▶ Excerpted text:
Amplifying Specific Fragments of DNA
Polymerase Chain Reaction (PCR) is a method which utilizes the mechanism of DNA replication to amplify a specific part of DNA. This involves the use of DNA polymerase, which makes new strands of DNA using free nucleotides.
Technician loading test tubes with sampled DNA for polymerase chain reaction. Image Credit: Nikita G. Sidorov / Shutterstock
By using two short fragments of DNA, known as primers, it is possible to direct the DNA polymerase to specific regions of the DNA. In a standard PCR reaction, there are cycles of reactions which exponentially amplify the target DNA.
VIDEO How do you Quantify the Amount of Target DNA?
In real-time, or quantitative, PCR (qPCR), a fluorescent dye is used to detect the amplification as it happens in real-time. At low levels, the fluorescence signal is not detectable above the background noise. As the levels increase, so does the fluorescence signal. The number of cycles it takes for the fluorescence signal to become detectable is known as the “Ct value”. Ct values are expressed as cycles numbers, i.e. if it takes 15 cycles for the signal to become detected, then the Ct value is 15. Higher amount of DNA means that it takes less time for the fluorescence signal to build above the background noise, which in turn means that it takes fewer cycles. Therefore, higher DNA concentrations have a lower Ct value.
If known concentrations of DNA are used alongside test samples, then the amount of DNA in the test samples can be quantified. This is possible because of the relationship between the Ct value and the amount of target DNA; a difference by one Ct value (cycle) corresponds to a two-fold difference in the amount of DNA. Therefore, if a known amount of DNA had a Ct value of 15, and the test sample had a Ct value of 14, then the test sample has twice the amount of DNA.
VIDEO Different Fluorescent Dyes
There are different types of fluorescent dyes that can be used in qPCR; specific and non-specific dyes. Non-specific dyes, such as SYBR Green, bind non-specifically to double-stranded DNA. As the amount of PCR product increases, this creates more double-stranded DNA for the SYBR Green to bind to. This in turn means that there is a stronger fluorescent signal. However, the problem is that it can bind to any double-stranded DNA, such as the primers, not just the target section being amplified.

▶ Provided information:

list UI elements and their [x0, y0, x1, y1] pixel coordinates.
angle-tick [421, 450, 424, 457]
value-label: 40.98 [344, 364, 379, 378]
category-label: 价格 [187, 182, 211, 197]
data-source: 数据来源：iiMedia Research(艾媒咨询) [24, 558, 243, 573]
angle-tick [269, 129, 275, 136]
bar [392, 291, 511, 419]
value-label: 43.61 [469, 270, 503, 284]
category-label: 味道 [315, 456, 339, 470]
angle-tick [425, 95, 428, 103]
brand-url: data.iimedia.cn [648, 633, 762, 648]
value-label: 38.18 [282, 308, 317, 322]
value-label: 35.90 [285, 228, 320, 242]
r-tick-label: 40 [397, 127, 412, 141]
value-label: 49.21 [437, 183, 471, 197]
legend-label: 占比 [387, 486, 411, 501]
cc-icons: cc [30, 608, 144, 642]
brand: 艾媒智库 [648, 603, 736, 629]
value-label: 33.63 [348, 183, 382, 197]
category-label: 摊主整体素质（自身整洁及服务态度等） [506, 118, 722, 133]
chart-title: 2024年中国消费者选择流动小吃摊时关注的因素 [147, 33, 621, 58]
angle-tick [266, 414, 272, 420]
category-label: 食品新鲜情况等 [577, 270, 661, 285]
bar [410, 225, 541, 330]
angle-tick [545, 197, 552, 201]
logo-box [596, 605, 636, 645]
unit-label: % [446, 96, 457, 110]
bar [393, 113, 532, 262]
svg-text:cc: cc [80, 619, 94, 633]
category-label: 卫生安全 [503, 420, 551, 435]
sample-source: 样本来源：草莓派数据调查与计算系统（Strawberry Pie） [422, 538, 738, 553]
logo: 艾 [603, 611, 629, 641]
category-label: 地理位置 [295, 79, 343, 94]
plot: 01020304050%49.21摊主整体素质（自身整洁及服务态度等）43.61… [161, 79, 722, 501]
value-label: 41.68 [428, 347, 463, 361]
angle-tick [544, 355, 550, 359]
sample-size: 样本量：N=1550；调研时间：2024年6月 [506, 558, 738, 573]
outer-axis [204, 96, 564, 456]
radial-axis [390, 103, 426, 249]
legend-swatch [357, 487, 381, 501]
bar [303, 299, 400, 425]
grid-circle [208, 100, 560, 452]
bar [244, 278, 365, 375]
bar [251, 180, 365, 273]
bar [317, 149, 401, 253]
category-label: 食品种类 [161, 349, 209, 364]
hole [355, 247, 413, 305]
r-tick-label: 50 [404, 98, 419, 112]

▶ Exercise 1:
Answer these questions using the text on amplifying DNA:
(a) What are the two short DNA fragments that direct DNA polymerase to specific regions called?
(b) What does the "Ct value" refer to?
(c) Which non-specific dye does the text name?
▶ Exercise 2: Carry on the text on amplifying DNA with PCR from the point where it stops.

▶ Task answer 1:
(a) Primers.
(b) It is the number of cycles it takes for the fluorescence signal to become detectable above the background noise.
(c) SYBR Green.

▶ Task answer 2:
Specific dyes are incorporated into probes, such as the TaqMan probe. The TaqMan probe is a specific sequence of DNA which acts as the primer for the DNA polymerase. To the DNA fragment, a fluorescent dye and a quencher is added; due to the close proximity of the quencher to the fluorescent dye, the dye does not emit a fluorescent signal. When DNA polymerase extends from the probe, the quencher is cut-off from the probe and this leads to the emission of fluorescence from the dye. Because of the specific nature of the probe, the only fluorescence emitted will be the amplified target sequence.
How is qPCR Used in Industry?
In the food industry qPCR can be used to detect pathogens and the presence of genetically modified organisms (GMOs). This ensures that the food is not contaminated by pathogens, and that the consumers are fully informed of what they are about to consume.
Traditional methods for detecting food pathogens rely on culturing methods, which are very time consuming. Using qPCR is a much faster and can be more selective, particularly if a probe like TaqMan is used.
Additionally, qPCR can be used in research. For example, a study by Malorny et al used a TaqMan based approach to see if
Salmonella bacteria could be detected, for research into food poisoning. Salmonella is a bacterium which can be found in the guts of humans and animals, causing food poisoning if contaminated meat, eggs or dairy products are consumed. Within the study, the authors tested the likelihood of detecting Salmonella from food samples, such as meat and raw milk; they found that their qPCR was very accurate.
While qPCR is a good alternative to culturing, there are drawbacks to using qPCR; for example, the reagents used in qPCR are expensive, and it is a much more technically demanding approach compared to culturing. Also, currently there are no standardized methods, therefore it would be difficult to implement the use of qPCR as a food safety protocol.